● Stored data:
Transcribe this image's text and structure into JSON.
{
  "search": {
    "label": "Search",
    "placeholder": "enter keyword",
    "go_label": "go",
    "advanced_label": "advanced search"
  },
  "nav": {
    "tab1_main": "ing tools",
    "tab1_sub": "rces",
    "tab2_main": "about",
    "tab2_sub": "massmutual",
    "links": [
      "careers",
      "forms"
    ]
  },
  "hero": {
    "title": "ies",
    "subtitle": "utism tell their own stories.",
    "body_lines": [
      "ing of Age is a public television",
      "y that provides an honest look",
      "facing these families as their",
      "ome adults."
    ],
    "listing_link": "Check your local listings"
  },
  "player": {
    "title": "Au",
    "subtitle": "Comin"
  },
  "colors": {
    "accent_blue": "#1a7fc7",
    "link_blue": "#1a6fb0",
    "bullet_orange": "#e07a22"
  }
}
...
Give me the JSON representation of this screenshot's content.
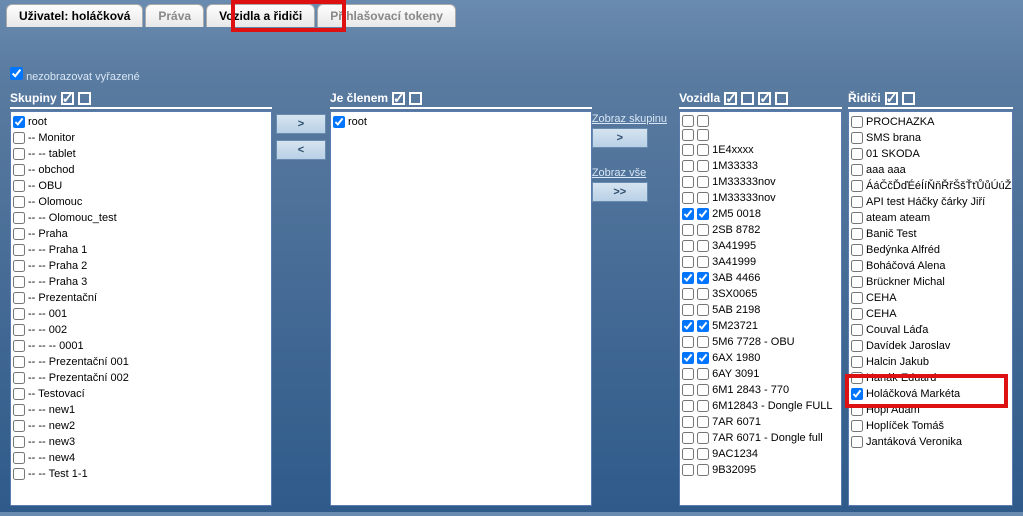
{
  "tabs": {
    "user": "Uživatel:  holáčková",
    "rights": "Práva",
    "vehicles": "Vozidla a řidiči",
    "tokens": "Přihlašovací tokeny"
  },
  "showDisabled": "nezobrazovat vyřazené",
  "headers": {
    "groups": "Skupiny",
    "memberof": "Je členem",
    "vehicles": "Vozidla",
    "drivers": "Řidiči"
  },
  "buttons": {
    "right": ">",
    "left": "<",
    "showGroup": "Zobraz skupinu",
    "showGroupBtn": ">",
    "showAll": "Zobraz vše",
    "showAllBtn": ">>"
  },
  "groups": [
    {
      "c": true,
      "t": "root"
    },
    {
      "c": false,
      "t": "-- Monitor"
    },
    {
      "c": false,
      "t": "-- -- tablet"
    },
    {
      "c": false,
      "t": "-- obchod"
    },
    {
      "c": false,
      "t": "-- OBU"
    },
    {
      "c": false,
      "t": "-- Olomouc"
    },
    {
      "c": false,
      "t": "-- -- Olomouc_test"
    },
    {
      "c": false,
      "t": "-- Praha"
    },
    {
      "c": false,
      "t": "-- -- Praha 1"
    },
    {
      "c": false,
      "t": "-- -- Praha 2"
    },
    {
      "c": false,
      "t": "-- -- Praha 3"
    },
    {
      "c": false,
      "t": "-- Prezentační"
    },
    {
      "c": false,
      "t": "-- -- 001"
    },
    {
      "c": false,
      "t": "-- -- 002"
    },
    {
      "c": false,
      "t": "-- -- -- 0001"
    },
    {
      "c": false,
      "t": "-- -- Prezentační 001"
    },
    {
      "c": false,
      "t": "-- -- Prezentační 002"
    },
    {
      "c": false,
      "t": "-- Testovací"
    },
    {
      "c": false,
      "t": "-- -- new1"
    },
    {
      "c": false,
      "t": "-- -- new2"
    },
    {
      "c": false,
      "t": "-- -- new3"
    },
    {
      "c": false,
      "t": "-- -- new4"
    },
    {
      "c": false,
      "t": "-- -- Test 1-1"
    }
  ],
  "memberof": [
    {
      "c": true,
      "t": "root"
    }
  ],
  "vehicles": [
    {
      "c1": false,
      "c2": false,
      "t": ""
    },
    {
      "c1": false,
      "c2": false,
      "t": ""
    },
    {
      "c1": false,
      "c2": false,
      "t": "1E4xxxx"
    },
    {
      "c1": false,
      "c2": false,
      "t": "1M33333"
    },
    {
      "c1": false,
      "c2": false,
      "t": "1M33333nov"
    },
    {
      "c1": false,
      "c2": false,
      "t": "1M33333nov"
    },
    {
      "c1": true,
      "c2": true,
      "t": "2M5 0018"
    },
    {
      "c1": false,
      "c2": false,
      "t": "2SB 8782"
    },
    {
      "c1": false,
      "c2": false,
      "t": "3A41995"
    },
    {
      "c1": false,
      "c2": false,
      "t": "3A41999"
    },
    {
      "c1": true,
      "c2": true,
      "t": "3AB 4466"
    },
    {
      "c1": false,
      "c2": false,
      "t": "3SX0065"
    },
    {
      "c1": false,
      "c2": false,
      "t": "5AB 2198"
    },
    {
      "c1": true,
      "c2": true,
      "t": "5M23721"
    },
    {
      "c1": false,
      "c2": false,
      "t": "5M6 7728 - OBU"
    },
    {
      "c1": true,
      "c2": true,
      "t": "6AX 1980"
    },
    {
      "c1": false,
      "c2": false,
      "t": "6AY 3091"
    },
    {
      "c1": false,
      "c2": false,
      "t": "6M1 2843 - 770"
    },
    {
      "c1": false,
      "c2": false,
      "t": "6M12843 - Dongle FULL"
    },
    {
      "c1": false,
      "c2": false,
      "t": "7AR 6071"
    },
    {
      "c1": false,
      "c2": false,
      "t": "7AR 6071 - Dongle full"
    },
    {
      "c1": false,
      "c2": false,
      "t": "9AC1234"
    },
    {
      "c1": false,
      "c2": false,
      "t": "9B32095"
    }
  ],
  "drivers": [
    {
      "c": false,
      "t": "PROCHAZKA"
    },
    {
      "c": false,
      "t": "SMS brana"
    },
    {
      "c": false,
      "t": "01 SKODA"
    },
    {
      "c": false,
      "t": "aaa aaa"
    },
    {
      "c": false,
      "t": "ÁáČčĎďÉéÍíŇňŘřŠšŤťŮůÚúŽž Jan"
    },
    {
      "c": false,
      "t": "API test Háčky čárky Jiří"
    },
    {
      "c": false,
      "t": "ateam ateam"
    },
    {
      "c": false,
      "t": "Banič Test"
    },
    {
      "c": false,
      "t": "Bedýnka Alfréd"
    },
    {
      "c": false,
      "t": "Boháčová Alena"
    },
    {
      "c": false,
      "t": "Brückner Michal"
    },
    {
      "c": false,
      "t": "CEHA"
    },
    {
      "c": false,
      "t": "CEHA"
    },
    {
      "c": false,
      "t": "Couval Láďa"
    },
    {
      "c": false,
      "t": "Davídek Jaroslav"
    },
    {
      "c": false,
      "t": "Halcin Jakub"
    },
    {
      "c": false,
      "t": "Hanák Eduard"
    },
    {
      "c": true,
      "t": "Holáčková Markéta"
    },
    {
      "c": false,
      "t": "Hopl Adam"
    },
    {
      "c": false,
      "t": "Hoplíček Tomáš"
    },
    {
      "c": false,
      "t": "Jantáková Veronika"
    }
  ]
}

● Task details:
Pull out every line containing "Dongle".

● The completed task:
      "t": "6M12843 - Dongle FULL"
      "t": "7AR 6071 - Dongle full"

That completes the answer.